▸ **Items stored from a collection**
☆ ☆ ☆
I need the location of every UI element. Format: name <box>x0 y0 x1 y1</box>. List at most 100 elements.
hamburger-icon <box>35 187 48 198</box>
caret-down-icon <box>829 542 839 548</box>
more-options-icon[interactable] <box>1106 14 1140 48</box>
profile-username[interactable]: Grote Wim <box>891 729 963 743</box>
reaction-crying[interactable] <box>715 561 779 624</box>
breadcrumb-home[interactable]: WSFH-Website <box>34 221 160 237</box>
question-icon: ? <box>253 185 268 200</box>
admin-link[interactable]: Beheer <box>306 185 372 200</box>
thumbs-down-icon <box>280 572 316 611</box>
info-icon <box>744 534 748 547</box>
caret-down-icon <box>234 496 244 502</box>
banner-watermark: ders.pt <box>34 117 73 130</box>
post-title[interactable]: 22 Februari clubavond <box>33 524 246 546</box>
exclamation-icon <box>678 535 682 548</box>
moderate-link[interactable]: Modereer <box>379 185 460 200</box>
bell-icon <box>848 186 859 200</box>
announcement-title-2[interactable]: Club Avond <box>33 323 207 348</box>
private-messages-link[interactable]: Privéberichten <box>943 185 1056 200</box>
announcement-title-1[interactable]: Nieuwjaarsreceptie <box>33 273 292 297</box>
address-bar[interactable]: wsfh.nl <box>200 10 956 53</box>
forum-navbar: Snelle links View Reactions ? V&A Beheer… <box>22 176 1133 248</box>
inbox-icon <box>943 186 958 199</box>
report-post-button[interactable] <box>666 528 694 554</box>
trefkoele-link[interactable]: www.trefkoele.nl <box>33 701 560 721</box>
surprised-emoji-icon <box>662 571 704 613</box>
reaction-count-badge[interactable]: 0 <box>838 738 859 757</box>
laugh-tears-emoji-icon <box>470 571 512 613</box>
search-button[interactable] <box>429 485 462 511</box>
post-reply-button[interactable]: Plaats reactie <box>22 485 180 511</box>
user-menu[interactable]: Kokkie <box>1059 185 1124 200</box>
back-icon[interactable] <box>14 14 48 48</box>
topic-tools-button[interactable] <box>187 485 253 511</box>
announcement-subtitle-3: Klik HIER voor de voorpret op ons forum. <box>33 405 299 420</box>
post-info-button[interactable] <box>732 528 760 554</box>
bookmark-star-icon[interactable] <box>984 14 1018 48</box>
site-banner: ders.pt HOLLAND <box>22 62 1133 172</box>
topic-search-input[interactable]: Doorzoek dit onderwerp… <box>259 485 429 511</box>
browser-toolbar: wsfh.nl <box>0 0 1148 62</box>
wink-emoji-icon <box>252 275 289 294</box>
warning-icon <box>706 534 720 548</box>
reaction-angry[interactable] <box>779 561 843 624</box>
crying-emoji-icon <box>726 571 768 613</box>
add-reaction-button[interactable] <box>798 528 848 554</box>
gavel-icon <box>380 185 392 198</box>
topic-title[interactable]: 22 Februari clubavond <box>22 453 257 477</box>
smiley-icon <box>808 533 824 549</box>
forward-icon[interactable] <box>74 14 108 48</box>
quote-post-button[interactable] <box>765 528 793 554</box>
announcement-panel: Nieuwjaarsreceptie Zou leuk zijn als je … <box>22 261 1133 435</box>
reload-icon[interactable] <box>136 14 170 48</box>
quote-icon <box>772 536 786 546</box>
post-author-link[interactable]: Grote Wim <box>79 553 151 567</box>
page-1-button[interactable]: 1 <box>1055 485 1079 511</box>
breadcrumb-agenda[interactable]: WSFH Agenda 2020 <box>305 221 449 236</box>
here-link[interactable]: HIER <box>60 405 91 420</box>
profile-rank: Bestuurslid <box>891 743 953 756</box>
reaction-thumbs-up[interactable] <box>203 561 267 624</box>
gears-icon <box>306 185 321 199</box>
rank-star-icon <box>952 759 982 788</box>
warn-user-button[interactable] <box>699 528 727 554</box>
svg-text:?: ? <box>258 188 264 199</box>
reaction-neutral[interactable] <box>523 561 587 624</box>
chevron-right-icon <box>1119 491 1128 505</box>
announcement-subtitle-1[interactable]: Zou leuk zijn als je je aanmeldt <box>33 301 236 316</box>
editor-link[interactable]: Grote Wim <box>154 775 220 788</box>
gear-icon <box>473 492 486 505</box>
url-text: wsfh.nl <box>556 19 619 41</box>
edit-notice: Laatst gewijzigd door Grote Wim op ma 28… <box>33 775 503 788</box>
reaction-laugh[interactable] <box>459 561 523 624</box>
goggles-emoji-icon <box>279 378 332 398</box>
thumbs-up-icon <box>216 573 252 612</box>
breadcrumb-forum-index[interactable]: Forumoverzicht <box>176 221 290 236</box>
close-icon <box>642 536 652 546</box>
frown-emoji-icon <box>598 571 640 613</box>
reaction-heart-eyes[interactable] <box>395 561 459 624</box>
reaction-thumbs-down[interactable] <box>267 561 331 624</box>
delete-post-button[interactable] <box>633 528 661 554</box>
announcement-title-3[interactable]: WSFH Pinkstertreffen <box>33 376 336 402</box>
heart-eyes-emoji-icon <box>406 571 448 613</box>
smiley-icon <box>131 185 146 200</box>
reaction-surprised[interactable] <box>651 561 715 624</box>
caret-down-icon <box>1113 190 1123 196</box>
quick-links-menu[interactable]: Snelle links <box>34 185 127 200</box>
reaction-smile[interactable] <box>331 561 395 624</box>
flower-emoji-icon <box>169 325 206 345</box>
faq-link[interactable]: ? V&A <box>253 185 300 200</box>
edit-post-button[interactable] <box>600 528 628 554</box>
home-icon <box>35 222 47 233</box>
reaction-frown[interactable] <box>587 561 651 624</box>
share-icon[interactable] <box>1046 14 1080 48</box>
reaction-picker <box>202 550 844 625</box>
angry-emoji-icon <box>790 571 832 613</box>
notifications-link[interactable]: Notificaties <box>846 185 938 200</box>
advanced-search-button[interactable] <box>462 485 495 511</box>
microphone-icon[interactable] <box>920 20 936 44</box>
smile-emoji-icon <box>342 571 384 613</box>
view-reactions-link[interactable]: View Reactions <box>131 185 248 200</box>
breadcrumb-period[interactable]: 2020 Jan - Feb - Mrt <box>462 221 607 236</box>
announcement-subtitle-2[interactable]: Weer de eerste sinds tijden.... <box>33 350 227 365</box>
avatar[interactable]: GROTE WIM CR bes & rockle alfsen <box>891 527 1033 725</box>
☆ ☆ ☆
▸ **PROBLEM DESCRIPTION**
Reproduce all of the data above, line for line and without any changes.

▸ **FULL OUTPUT**
I need the location of every UI element. Format: name <box>x0 y0 x1 y1</box>. List at most 100 elements.
hamburger-icon <box>35 187 48 198</box>
caret-down-icon <box>829 542 839 548</box>
more-options-icon[interactable] <box>1106 14 1140 48</box>
profile-username[interactable]: Grote Wim <box>891 729 963 743</box>
reaction-crying[interactable] <box>715 561 779 624</box>
breadcrumb-home[interactable]: WSFH-Website <box>34 221 160 237</box>
question-icon: ? <box>253 185 268 200</box>
admin-link[interactable]: Beheer <box>306 185 372 200</box>
thumbs-down-icon <box>280 572 316 611</box>
info-icon <box>744 534 748 547</box>
caret-down-icon <box>234 496 244 502</box>
banner-watermark: ders.pt <box>34 117 73 130</box>
post-title[interactable]: 22 Februari clubavond <box>33 524 246 546</box>
exclamation-icon <box>678 535 682 548</box>
moderate-link[interactable]: Modereer <box>379 185 460 200</box>
bell-icon <box>848 186 859 200</box>
announcement-title-2[interactable]: Club Avond <box>33 323 207 348</box>
private-messages-link[interactable]: Privéberichten <box>943 185 1056 200</box>
announcement-title-1[interactable]: Nieuwjaarsreceptie <box>33 273 292 297</box>
address-bar[interactable]: wsfh.nl <box>200 10 956 53</box>
forum-navbar: Snelle links View Reactions ? V&A Beheer… <box>22 176 1133 248</box>
inbox-icon <box>943 186 958 199</box>
report-post-button[interactable] <box>666 528 694 554</box>
trefkoele-link[interactable]: www.trefkoele.nl <box>33 701 560 721</box>
surprised-emoji-icon <box>662 571 704 613</box>
reaction-count-badge[interactable]: 0 <box>838 738 859 757</box>
laugh-tears-emoji-icon <box>470 571 512 613</box>
search-button[interactable] <box>429 485 462 511</box>
post-reply-button[interactable]: Plaats reactie <box>22 485 180 511</box>
user-menu[interactable]: Kokkie <box>1059 185 1124 200</box>
back-icon[interactable] <box>14 14 48 48</box>
topic-tools-button[interactable] <box>187 485 253 511</box>
announcement-subtitle-3: Klik HIER voor de voorpret op ons forum. <box>33 405 299 420</box>
post-info-button[interactable] <box>732 528 760 554</box>
bookmark-star-icon[interactable] <box>984 14 1018 48</box>
site-banner: ders.pt HOLLAND <box>22 62 1133 172</box>
topic-search-input[interactable]: Doorzoek dit onderwerp… <box>259 485 429 511</box>
browser-toolbar: wsfh.nl <box>0 0 1148 62</box>
wink-emoji-icon <box>252 275 289 294</box>
warning-icon <box>706 534 720 548</box>
reaction-angry[interactable] <box>779 561 843 624</box>
crying-emoji-icon <box>726 571 768 613</box>
add-reaction-button[interactable] <box>798 528 848 554</box>
gavel-icon <box>380 185 392 198</box>
topic-title[interactable]: 22 Februari clubavond <box>22 453 257 477</box>
smiley-icon <box>808 533 824 549</box>
forward-icon[interactable] <box>74 14 108 48</box>
quote-post-button[interactable] <box>765 528 793 554</box>
announcement-panel: Nieuwjaarsreceptie Zou leuk zijn als je … <box>22 261 1133 435</box>
reload-icon[interactable] <box>136 14 170 48</box>
quote-icon <box>772 536 786 546</box>
post-author-link[interactable]: Grote Wim <box>79 553 151 567</box>
page-1-button[interactable]: 1 <box>1055 485 1079 511</box>
breadcrumb-agenda[interactable]: WSFH Agenda 2020 <box>305 221 449 236</box>
here-link[interactable]: HIER <box>60 405 91 420</box>
profile-rank: Bestuurslid <box>891 743 953 756</box>
reaction-thumbs-up[interactable] <box>203 561 267 624</box>
gears-icon <box>306 185 321 199</box>
rank-star-icon <box>952 759 982 788</box>
warn-user-button[interactable] <box>699 528 727 554</box>
svg-text:?: ? <box>258 188 264 199</box>
reaction-neutral[interactable] <box>523 561 587 624</box>
chevron-right-icon <box>1119 491 1128 505</box>
announcement-subtitle-1[interactable]: Zou leuk zijn als je je aanmeldt <box>33 301 236 316</box>
editor-link[interactable]: Grote Wim <box>154 775 220 788</box>
gear-icon <box>473 492 486 505</box>
url-text: wsfh.nl <box>556 19 619 41</box>
edit-notice: Laatst gewijzigd door Grote Wim op ma 28… <box>33 775 503 788</box>
reaction-laugh[interactable] <box>459 561 523 624</box>
goggles-emoji-icon <box>279 378 332 398</box>
thumbs-up-icon <box>216 573 252 612</box>
breadcrumb-forum-index[interactable]: Forumoverzicht <box>176 221 290 236</box>
close-icon <box>642 536 652 546</box>
frown-emoji-icon <box>598 571 640 613</box>
reaction-heart-eyes[interactable] <box>395 561 459 624</box>
reaction-thumbs-down[interactable] <box>267 561 331 624</box>
delete-post-button[interactable] <box>633 528 661 554</box>
announcement-title-3[interactable]: WSFH Pinkstertreffen <box>33 376 336 402</box>
heart-eyes-emoji-icon <box>406 571 448 613</box>
smiley-icon <box>131 185 146 200</box>
reaction-surprised[interactable] <box>651 561 715 624</box>
caret-down-icon <box>1113 190 1123 196</box>
quick-links-menu[interactable]: Snelle links <box>34 185 127 200</box>
reaction-smile[interactable] <box>331 561 395 624</box>
flower-emoji-icon <box>169 325 206 345</box>
faq-link[interactable]: ? V&A <box>253 185 300 200</box>
edit-post-button[interactable] <box>600 528 628 554</box>
home-icon <box>35 222 47 233</box>
reaction-frown[interactable] <box>587 561 651 624</box>
share-icon[interactable] <box>1046 14 1080 48</box>
reaction-picker <box>202 550 844 625</box>
angry-emoji-icon <box>790 571 832 613</box>
notifications-link[interactable]: Notificaties <box>846 185 938 200</box>
advanced-search-button[interactable] <box>462 485 495 511</box>
microphone-icon[interactable] <box>920 20 936 44</box>
smile-emoji-icon <box>342 571 384 613</box>
view-reactions-link[interactable]: View Reactions <box>131 185 248 200</box>
breadcrumb-period[interactable]: 2020 Jan - Feb - Mrt <box>462 221 607 236</box>
announcement-subtitle-2[interactable]: Weer de eerste sinds tijden.... <box>33 350 227 365</box>
avatar[interactable]: GROTE WIM CR bes & rockle alfsen <box>891 527 1033 725</box>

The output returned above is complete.